**EXERCISE OBJECTIVE**
Copy every line from the records below that holds the word "this".

··· MATERIAL PROVIDED ···

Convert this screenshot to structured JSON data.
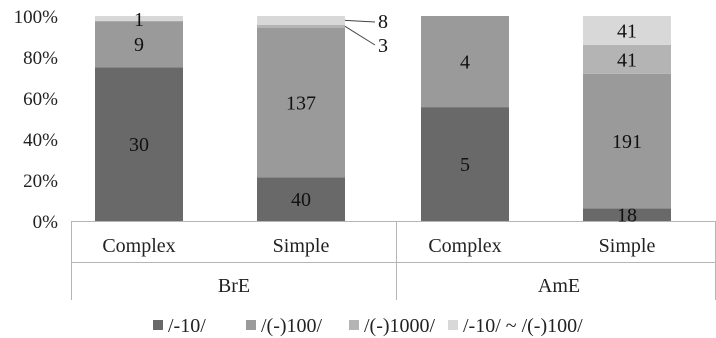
{
  "chart_data": {
    "type": "bar",
    "stacked": "percent",
    "groups": [
      {
        "label": "BrE",
        "categories": [
          "Complex",
          "Simple"
        ]
      },
      {
        "label": "AmE",
        "categories": [
          "Complex",
          "Simple"
        ]
      }
    ],
    "categories": [
      "Complex",
      "Simple",
      "Complex",
      "Simple"
    ],
    "series": [
      {
        "name": "/-10/",
        "color": "#696969",
        "values": [
          30,
          40,
          5,
          18
        ]
      },
      {
        "name": "/(-)100/",
        "color": "#9a9a9a",
        "values": [
          9,
          137,
          4,
          191
        ]
      },
      {
        "name": "/(-)1000/",
        "color": "#b4b4b4",
        "values": [
          0,
          3,
          0,
          41
        ]
      },
      {
        "name": "/-10/ ~ /(-)100/",
        "color": "#d8d8d8",
        "values": [
          1,
          8,
          0,
          41
        ]
      }
    ],
    "yticks": [
      "0%",
      "20%",
      "40%",
      "60%",
      "80%",
      "100%"
    ],
    "ylim": [
      0,
      100
    ],
    "legend_position": "bottom",
    "grid": false
  }
}
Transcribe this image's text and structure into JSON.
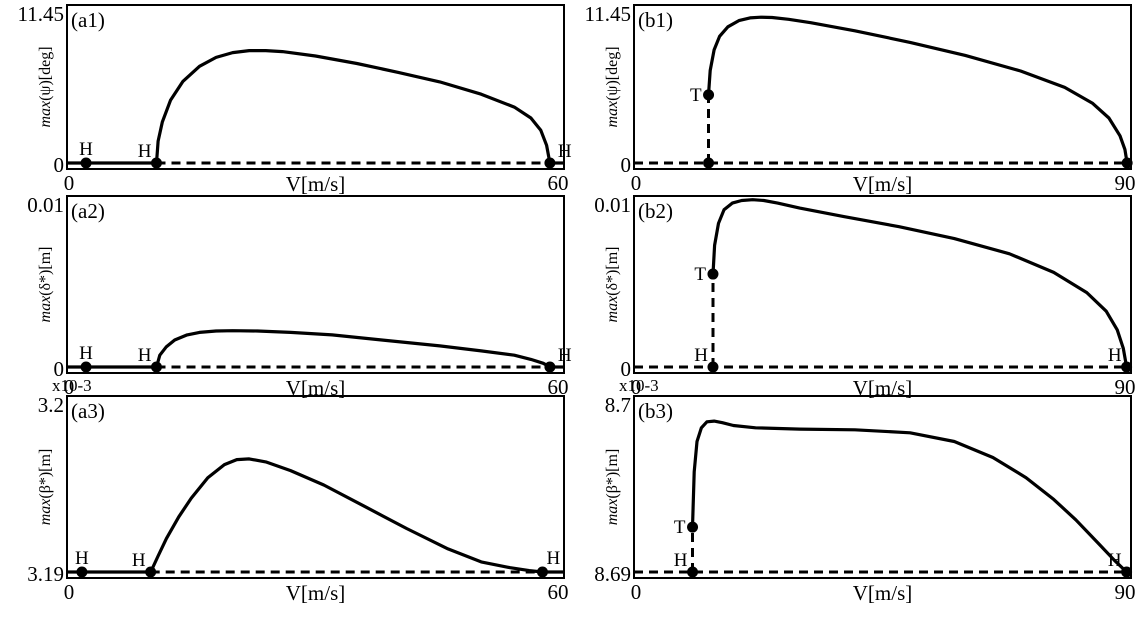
{
  "chart_data": [
    {
      "id": "a1",
      "type": "line",
      "panel_label": "(a1)",
      "ylabel_prefix": "max",
      "ylabel_rest": "(ψ)[deg]",
      "xlabel": "V[m/s]",
      "xlim": [
        0,
        60
      ],
      "ylim": [
        0,
        11.45
      ],
      "x_ticks": [
        "0",
        "60"
      ],
      "y_ticks": [
        "11.45",
        "0"
      ],
      "exponent": "",
      "series": [
        {
          "style": "solid",
          "x": [
            0,
            10.8
          ],
          "y": [
            0,
            0
          ]
        },
        {
          "style": "solid",
          "x": [
            10.8,
            11.0,
            11.5,
            12.5,
            14,
            16,
            18,
            20,
            22,
            24,
            26,
            30,
            35,
            40,
            45,
            50,
            54,
            56,
            57.2,
            57.9,
            58.3
          ],
          "y": [
            0,
            1.6,
            3.0,
            4.6,
            6.0,
            7.1,
            7.75,
            8.1,
            8.25,
            8.25,
            8.18,
            7.85,
            7.3,
            6.65,
            5.95,
            5.05,
            4.1,
            3.3,
            2.4,
            1.3,
            0
          ]
        },
        {
          "style": "solid",
          "x": [
            58.3,
            60
          ],
          "y": [
            0,
            0
          ]
        },
        {
          "style": "dashed",
          "x": [
            10.8,
            58.3
          ],
          "y": [
            0,
            0
          ]
        }
      ],
      "points": [
        {
          "label": "H",
          "x": 2.3,
          "y": 0,
          "anchor": "above"
        },
        {
          "label": "H",
          "x": 10.8,
          "y": 0,
          "anchor": "above-left"
        },
        {
          "label": "H",
          "x": 58.3,
          "y": 0,
          "anchor": "right"
        }
      ]
    },
    {
      "id": "b1",
      "type": "line",
      "panel_label": "(b1)",
      "ylabel_prefix": "max",
      "ylabel_rest": "(ψ)[deg]",
      "xlabel": "V[m/s]",
      "xlim": [
        0,
        90
      ],
      "ylim": [
        0,
        11.45
      ],
      "x_ticks": [
        "0",
        "90"
      ],
      "y_ticks": [
        "11.45",
        "0"
      ],
      "exponent": "",
      "series": [
        {
          "style": "solid",
          "x": [
            13.5,
            13.8,
            14.5,
            15.5,
            17,
            19,
            21,
            23,
            25,
            28,
            32,
            40,
            50,
            60,
            70,
            78,
            83,
            86,
            88,
            88.9,
            89.3
          ],
          "y": [
            5.0,
            6.8,
            8.3,
            9.3,
            10.0,
            10.45,
            10.65,
            10.7,
            10.68,
            10.55,
            10.3,
            9.7,
            8.85,
            7.9,
            6.75,
            5.55,
            4.4,
            3.3,
            2.0,
            1.0,
            0
          ]
        },
        {
          "style": "dashed",
          "x": [
            13.5,
            13.5
          ],
          "y": [
            0,
            5.0
          ]
        },
        {
          "style": "dashed",
          "x": [
            0,
            90
          ],
          "y": [
            0,
            0
          ]
        }
      ],
      "points": [
        {
          "label": "T",
          "x": 13.5,
          "y": 5.0,
          "anchor": "left"
        },
        {
          "label": "",
          "x": 13.5,
          "y": 0,
          "anchor": "none"
        },
        {
          "label": "",
          "x": 89.3,
          "y": 0,
          "anchor": "none"
        }
      ]
    },
    {
      "id": "a2",
      "type": "line",
      "panel_label": "(a2)",
      "ylabel_prefix": "max",
      "ylabel_rest": "(δ*)[m]",
      "xlabel": "V[m/s]",
      "xlim": [
        0,
        60
      ],
      "ylim": [
        0,
        0.01
      ],
      "x_ticks": [
        "0",
        "60"
      ],
      "y_ticks": [
        "0.01",
        "0"
      ],
      "exponent": "",
      "series": [
        {
          "style": "solid",
          "x": [
            0,
            10.8
          ],
          "y": [
            0,
            0
          ]
        },
        {
          "style": "solid",
          "x": [
            10.8,
            11.2,
            12,
            13,
            14.5,
            16,
            18,
            20,
            23,
            27,
            32,
            38,
            45,
            50,
            54,
            56,
            57.5,
            58.3
          ],
          "y": [
            0,
            0.0007,
            0.0012,
            0.0016,
            0.0019,
            0.00205,
            0.00213,
            0.00215,
            0.00213,
            0.00205,
            0.0019,
            0.0016,
            0.00125,
            0.00095,
            0.0007,
            0.00045,
            0.00022,
            0
          ]
        },
        {
          "style": "solid",
          "x": [
            58.3,
            60
          ],
          "y": [
            0,
            0
          ]
        },
        {
          "style": "dashed",
          "x": [
            10.8,
            58.3
          ],
          "y": [
            0,
            0
          ]
        }
      ],
      "points": [
        {
          "label": "H",
          "x": 2.3,
          "y": 0,
          "anchor": "above"
        },
        {
          "label": "H",
          "x": 10.8,
          "y": 0,
          "anchor": "above-left"
        },
        {
          "label": "H",
          "x": 58.3,
          "y": 0,
          "anchor": "right"
        }
      ]
    },
    {
      "id": "b2",
      "type": "line",
      "panel_label": "(b2)",
      "ylabel_prefix": "max",
      "ylabel_rest": "(δ*)[m]",
      "xlabel": "V[m/s]",
      "xlim": [
        0,
        90
      ],
      "ylim": [
        0,
        0.01
      ],
      "x_ticks": [
        "0",
        "90"
      ],
      "y_ticks": [
        "0.01",
        "0"
      ],
      "exponent": "",
      "series": [
        {
          "style": "solid",
          "x": [
            14.3,
            14.6,
            15.3,
            16.3,
            17.8,
            19.5,
            21.5,
            23.5,
            26,
            30,
            38,
            48,
            58,
            68,
            76,
            82,
            85.5,
            87.5,
            88.6,
            89.2
          ],
          "y": [
            0.0055,
            0.0072,
            0.0085,
            0.0093,
            0.0097,
            0.00985,
            0.0099,
            0.00985,
            0.0097,
            0.0094,
            0.0089,
            0.0083,
            0.0076,
            0.0067,
            0.0056,
            0.0044,
            0.0033,
            0.0022,
            0.0011,
            0
          ]
        },
        {
          "style": "dashed",
          "x": [
            14.3,
            14.3
          ],
          "y": [
            0,
            0.0055
          ]
        },
        {
          "style": "dashed",
          "x": [
            0,
            90
          ],
          "y": [
            0,
            0
          ]
        }
      ],
      "points": [
        {
          "label": "T",
          "x": 14.3,
          "y": 0.0055,
          "anchor": "left"
        },
        {
          "label": "H",
          "x": 14.3,
          "y": 0,
          "anchor": "above-left"
        },
        {
          "label": "H",
          "x": 89.2,
          "y": 0,
          "anchor": "above-left"
        }
      ]
    },
    {
      "id": "a3",
      "type": "line",
      "panel_label": "(a3)",
      "ylabel_prefix": "max",
      "ylabel_rest": "(β*)[m]",
      "xlabel": "V[m/s]",
      "xlim": [
        0,
        60
      ],
      "ylim": [
        3.19,
        3.2
      ],
      "x_ticks": [
        "0",
        "60"
      ],
      "y_ticks": [
        "3.2",
        "3.19"
      ],
      "exponent": "x10-3",
      "series": [
        {
          "style": "solid",
          "x": [
            0,
            10.1
          ],
          "y": [
            3.19,
            3.19
          ]
        },
        {
          "style": "solid",
          "x": [
            10.1,
            11,
            12,
            13.5,
            15,
            17,
            19,
            20.5,
            22,
            24,
            27,
            31,
            36,
            41,
            46,
            50,
            53.5,
            55.8,
            57.4
          ],
          "y": [
            3.19,
            3.19092,
            3.19192,
            3.19317,
            3.19425,
            3.19542,
            3.19617,
            3.19646,
            3.1965,
            3.19633,
            3.19583,
            3.195,
            3.19375,
            3.1925,
            3.19133,
            3.19058,
            3.19025,
            3.19008,
            3.19
          ]
        },
        {
          "style": "solid",
          "x": [
            57.4,
            60
          ],
          "y": [
            3.19,
            3.19
          ]
        },
        {
          "style": "dashed",
          "x": [
            10.1,
            57.4
          ],
          "y": [
            3.19,
            3.19
          ]
        }
      ],
      "points": [
        {
          "label": "H",
          "x": 1.8,
          "y": 3.19,
          "anchor": "above"
        },
        {
          "label": "H",
          "x": 10.1,
          "y": 3.19,
          "anchor": "above-left"
        },
        {
          "label": "H",
          "x": 57.4,
          "y": 3.19,
          "anchor": "above-right"
        }
      ]
    },
    {
      "id": "b3",
      "type": "line",
      "panel_label": "(b3)",
      "ylabel_prefix": "max",
      "ylabel_rest": "(β*)[m]",
      "xlabel": "V[m/s]",
      "xlim": [
        0,
        90
      ],
      "ylim": [
        8.69,
        8.7
      ],
      "x_ticks": [
        "0",
        "90"
      ],
      "y_ticks": [
        "8.7",
        "8.69"
      ],
      "exponent": "x10-3",
      "series": [
        {
          "style": "solid",
          "x": [
            10.6,
            10.9,
            11.4,
            12.2,
            13.2,
            14.5,
            16,
            18,
            22,
            30,
            40,
            50,
            58,
            65,
            71,
            76,
            80,
            84,
            87,
            89.2
          ],
          "y": [
            8.69258,
            8.69575,
            8.6975,
            8.69829,
            8.69863,
            8.69867,
            8.69858,
            8.69842,
            8.69829,
            8.69821,
            8.69817,
            8.698,
            8.6975,
            8.69658,
            8.69542,
            8.69417,
            8.693,
            8.69167,
            8.69067,
            8.69
          ]
        },
        {
          "style": "dashed",
          "x": [
            10.6,
            10.6
          ],
          "y": [
            8.69,
            8.69258
          ]
        },
        {
          "style": "dashed",
          "x": [
            0,
            90
          ],
          "y": [
            8.69,
            8.69
          ]
        }
      ],
      "points": [
        {
          "label": "T",
          "x": 10.6,
          "y": 8.69258,
          "anchor": "left"
        },
        {
          "label": "H",
          "x": 10.6,
          "y": 8.69,
          "anchor": "above-left"
        },
        {
          "label": "H",
          "x": 89.2,
          "y": 8.69,
          "anchor": "above-left"
        }
      ]
    }
  ]
}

···

**REPLY TO THE EXERCISE**
Convert this screenshot to structured JSON data.
Transcribe this image's text and structure into JSON.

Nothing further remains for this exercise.